Available records =>
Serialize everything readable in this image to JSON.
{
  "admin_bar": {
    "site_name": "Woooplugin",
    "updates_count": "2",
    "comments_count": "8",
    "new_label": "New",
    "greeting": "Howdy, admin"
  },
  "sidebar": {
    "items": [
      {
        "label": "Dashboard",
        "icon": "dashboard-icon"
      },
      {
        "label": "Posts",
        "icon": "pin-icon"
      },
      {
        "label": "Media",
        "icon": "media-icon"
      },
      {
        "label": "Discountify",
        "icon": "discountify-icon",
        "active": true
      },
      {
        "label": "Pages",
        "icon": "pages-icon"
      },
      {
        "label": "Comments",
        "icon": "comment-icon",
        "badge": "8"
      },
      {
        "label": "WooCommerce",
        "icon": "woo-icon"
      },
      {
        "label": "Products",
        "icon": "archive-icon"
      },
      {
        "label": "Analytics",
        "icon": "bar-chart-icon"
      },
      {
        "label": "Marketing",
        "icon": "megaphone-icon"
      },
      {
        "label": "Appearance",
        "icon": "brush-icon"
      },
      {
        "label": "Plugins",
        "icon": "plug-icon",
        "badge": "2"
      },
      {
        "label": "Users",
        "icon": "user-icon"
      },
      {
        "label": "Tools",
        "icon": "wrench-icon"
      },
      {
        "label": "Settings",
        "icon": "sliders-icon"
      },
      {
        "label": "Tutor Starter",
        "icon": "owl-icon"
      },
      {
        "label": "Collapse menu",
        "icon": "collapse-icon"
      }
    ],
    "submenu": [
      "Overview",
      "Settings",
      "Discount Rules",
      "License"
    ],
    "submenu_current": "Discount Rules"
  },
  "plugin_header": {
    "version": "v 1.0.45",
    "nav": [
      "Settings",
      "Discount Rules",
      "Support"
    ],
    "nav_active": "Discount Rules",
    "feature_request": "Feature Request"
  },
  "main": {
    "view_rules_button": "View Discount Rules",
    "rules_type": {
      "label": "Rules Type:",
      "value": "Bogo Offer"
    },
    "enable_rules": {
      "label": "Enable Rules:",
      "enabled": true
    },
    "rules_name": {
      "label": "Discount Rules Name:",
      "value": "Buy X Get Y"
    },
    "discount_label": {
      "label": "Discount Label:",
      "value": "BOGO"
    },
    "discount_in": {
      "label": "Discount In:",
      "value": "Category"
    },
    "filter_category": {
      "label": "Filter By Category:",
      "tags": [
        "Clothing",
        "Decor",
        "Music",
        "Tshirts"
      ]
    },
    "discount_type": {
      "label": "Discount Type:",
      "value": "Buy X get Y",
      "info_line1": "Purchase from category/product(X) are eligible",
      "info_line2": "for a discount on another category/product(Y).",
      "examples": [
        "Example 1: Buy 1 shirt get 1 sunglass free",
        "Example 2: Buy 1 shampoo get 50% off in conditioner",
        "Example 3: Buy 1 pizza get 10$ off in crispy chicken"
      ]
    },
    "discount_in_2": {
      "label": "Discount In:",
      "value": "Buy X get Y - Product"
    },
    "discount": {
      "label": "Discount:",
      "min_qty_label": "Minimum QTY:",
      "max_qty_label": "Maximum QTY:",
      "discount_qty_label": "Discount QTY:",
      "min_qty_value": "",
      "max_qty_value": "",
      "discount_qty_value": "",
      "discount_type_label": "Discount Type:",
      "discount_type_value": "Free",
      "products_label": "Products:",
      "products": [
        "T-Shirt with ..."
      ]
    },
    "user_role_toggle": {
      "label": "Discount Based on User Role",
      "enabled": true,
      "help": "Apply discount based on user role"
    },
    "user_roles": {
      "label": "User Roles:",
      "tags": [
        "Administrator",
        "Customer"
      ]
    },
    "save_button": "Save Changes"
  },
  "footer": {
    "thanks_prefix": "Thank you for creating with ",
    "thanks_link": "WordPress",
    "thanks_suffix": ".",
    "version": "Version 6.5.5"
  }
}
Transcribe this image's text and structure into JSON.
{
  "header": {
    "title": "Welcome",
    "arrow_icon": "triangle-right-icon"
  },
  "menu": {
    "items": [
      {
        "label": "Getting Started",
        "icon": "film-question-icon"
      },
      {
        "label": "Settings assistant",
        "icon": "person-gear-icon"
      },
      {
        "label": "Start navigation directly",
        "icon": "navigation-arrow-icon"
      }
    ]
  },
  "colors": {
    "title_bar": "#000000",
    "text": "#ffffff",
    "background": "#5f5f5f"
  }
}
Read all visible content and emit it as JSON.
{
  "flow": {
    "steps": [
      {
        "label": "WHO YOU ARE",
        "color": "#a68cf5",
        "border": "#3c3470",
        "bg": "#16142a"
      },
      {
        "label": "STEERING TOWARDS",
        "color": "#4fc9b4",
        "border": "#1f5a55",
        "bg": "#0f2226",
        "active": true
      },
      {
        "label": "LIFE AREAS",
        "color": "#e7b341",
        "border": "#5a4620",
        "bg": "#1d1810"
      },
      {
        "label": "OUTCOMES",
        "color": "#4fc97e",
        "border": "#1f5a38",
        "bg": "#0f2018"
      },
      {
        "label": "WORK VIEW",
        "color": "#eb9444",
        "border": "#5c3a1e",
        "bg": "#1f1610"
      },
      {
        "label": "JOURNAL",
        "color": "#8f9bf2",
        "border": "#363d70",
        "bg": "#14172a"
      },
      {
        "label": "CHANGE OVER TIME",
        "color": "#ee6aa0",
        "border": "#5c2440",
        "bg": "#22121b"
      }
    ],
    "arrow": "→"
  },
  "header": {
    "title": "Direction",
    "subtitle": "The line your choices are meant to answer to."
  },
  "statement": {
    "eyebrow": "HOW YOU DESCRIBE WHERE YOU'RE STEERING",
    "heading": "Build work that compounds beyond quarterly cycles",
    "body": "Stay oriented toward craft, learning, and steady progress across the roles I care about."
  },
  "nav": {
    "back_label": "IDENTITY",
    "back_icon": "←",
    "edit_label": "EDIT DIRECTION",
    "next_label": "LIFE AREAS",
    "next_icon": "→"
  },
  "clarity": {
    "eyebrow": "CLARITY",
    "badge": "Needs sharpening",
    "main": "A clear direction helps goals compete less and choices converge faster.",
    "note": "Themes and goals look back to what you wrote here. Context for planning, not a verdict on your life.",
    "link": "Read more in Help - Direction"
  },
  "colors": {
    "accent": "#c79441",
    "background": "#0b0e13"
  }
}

Written instruction => Exactly reproduce all of the entries.

Result for this task =>
Serialize everything readable in this image to JSON.
{
  "admin_bar": {
    "site_name": "Woooplugin",
    "updates_count": "2",
    "comments_count": "8",
    "new_label": "New",
    "greeting": "Howdy, admin"
  },
  "sidebar": {
    "items": [
      {
        "label": "Dashboard",
        "icon": "dashboard-icon"
      },
      {
        "label": "Posts",
        "icon": "pin-icon"
      },
      {
        "label": "Media",
        "icon": "media-icon"
      },
      {
        "label": "Discountify",
        "icon": "discountify-icon",
        "active": true
      },
      {
        "label": "Pages",
        "icon": "pages-icon"
      },
      {
        "label": "Comments",
        "icon": "comment-icon",
        "badge": "8"
      },
      {
        "label": "WooCommerce",
        "icon": "woo-icon"
      },
      {
        "label": "Products",
        "icon": "archive-icon"
      },
      {
        "label": "Analytics",
        "icon": "bar-chart-icon"
      },
      {
        "label": "Marketing",
        "icon": "megaphone-icon"
      },
      {
        "label": "Appearance",
        "icon": "brush-icon"
      },
      {
        "label": "Plugins",
        "icon": "plug-icon",
        "badge": "2"
      },
      {
        "label": "Users",
        "icon": "user-icon"
      },
      {
        "label": "Tools",
        "icon": "wrench-icon"
      },
      {
        "label": "Settings",
        "icon": "sliders-icon"
      },
      {
        "label": "Tutor Starter",
        "icon": "owl-icon"
      },
      {
        "label": "Collapse menu",
        "icon": "collapse-icon"
      }
    ],
    "submenu": [
      "Overview",
      "Settings",
      "Discount Rules",
      "License"
    ],
    "submenu_current": "Discount Rules"
  },
  "plugin_header": {
    "version": "v 1.0.45",
    "nav": [
      "Settings",
      "Discount Rules",
      "Support"
    ],
    "nav_active": "Discount Rules",
    "feature_request": "Feature Request"
  },
  "main": {
    "view_rules_button": "View Discount Rules",
    "rules_type": {
      "label": "Rules Type:",
      "value": "Bogo Offer"
    },
    "enable_rules": {
      "label": "Enable Rules:",
      "enabled": true
    },
    "rules_name": {
      "label": "Discount Rules Name:",
      "value": "Buy X Get Y"
    },
    "discount_label": {
      "label": "Discount Label:",
      "value": "BOGO"
    },
    "discount_in": {
      "label": "Discount In:",
      "value": "Category"
    },
    "filter_category": {
      "label": "Filter By Category:",
      "tags": [
        "Clothing",
        "Decor",
        "Music",
        "Tshirts"
      ]
    },
    "discount_type": {
      "label": "Discount Type:",
      "value": "Buy X get Y",
      "info_line1": "Purchase from category/product(X) are eligible",
      "info_line2": "for a discount on another category/product(Y).",
      "examples": [
        "Example 1: Buy 1 shirt get 1 sunglass free",
        "Example 2: Buy 1 shampoo get 50% off in conditioner",
        "Example 3: Buy 1 pizza get 10$ off in crispy chicken"
      ]
    },
    "discount_in_2": {
      "label": "Discount In:",
      "value": "Buy X get Y - Product"
    },
    "discount": {
      "label": "Discount:",
      "min_qty_label": "Minimum QTY:",
      "max_qty_label": "Maximum QTY:",
      "discount_qty_label": "Discount QTY:",
      "min_qty_value": "",
      "max_qty_value": "",
      "discount_qty_value": "",
      "discount_type_label": "Discount Type:",
      "discount_type_value": "Free",
      "products_label": "Products:",
      "products": [
        "T-Shirt with ..."
      ]
    },
    "user_role_toggle": {
      "label": "Discount Based on User Role",
      "enabled": true,
      "help": "Apply discount based on user role"
    },
    "user_roles": {
      "label": "User Roles:",
      "tags": [
        "Administrator",
        "Customer"
      ]
    },
    "save_button": "Save Changes"
  },
  "footer": {
    "thanks_prefix": "Thank you for creating with ",
    "thanks_link": "WordPress",
    "thanks_suffix": ".",
    "version": "Version 6.5.5"
  }
}
Transcribe this image's text and structure into JSON.
{
  "header": {
    "title": "Welcome",
    "arrow_icon": "triangle-right-icon"
  },
  "menu": {
    "items": [
      {
        "label": "Getting Started",
        "icon": "film-question-icon"
      },
      {
        "label": "Settings assistant",
        "icon": "person-gear-icon"
      },
      {
        "label": "Start navigation directly",
        "icon": "navigation-arrow-icon"
      }
    ]
  },
  "colors": {
    "title_bar": "#000000",
    "text": "#ffffff",
    "background": "#5f5f5f"
  }
}
Read all visible content and emit it as JSON.
{
  "flow": {
    "steps": [
      {
        "label": "WHO YOU ARE",
        "color": "#a68cf5",
        "border": "#3c3470",
        "bg": "#16142a"
      },
      {
        "label": "STEERING TOWARDS",
        "color": "#4fc9b4",
        "border": "#1f5a55",
        "bg": "#0f2226",
        "active": true
      },
      {
        "label": "LIFE AREAS",
        "color": "#e7b341",
        "border": "#5a4620",
        "bg": "#1d1810"
      },
      {
        "label": "OUTCOMES",
        "color": "#4fc97e",
        "border": "#1f5a38",
        "bg": "#0f2018"
      },
      {
        "label": "WORK VIEW",
        "color": "#eb9444",
        "border": "#5c3a1e",
        "bg": "#1f1610"
      },
      {
        "label": "JOURNAL",
        "color": "#8f9bf2",
        "border": "#363d70",
        "bg": "#14172a"
      },
      {
        "label": "CHANGE OVER TIME",
        "color": "#ee6aa0",
        "border": "#5c2440",
        "bg": "#22121b"
      }
    ],
    "arrow": "→"
  },
  "header": {
    "title": "Direction",
    "subtitle": "The line your choices are meant to answer to."
  },
  "statement": {
    "eyebrow": "HOW YOU DESCRIBE WHERE YOU'RE STEERING",
    "heading": "Build work that compounds beyond quarterly cycles",
    "body": "Stay oriented toward craft, learning, and steady progress across the roles I care about."
  },
  "nav": {
    "back_label": "IDENTITY",
    "back_icon": "←",
    "edit_label": "EDIT DIRECTION",
    "next_label": "LIFE AREAS",
    "next_icon": "→"
  },
  "clarity": {
    "eyebrow": "CLARITY",
    "badge": "Needs sharpening",
    "main": "A clear direction helps goals compete less and choices converge faster.",
    "note": "Themes and goals look back to what you wrote here. Context for planning, not a verdict on your life.",
    "link": "Read more in Help - Direction"
  },
  "colors": {
    "accent": "#c79441",
    "background": "#0b0e13"
  }
}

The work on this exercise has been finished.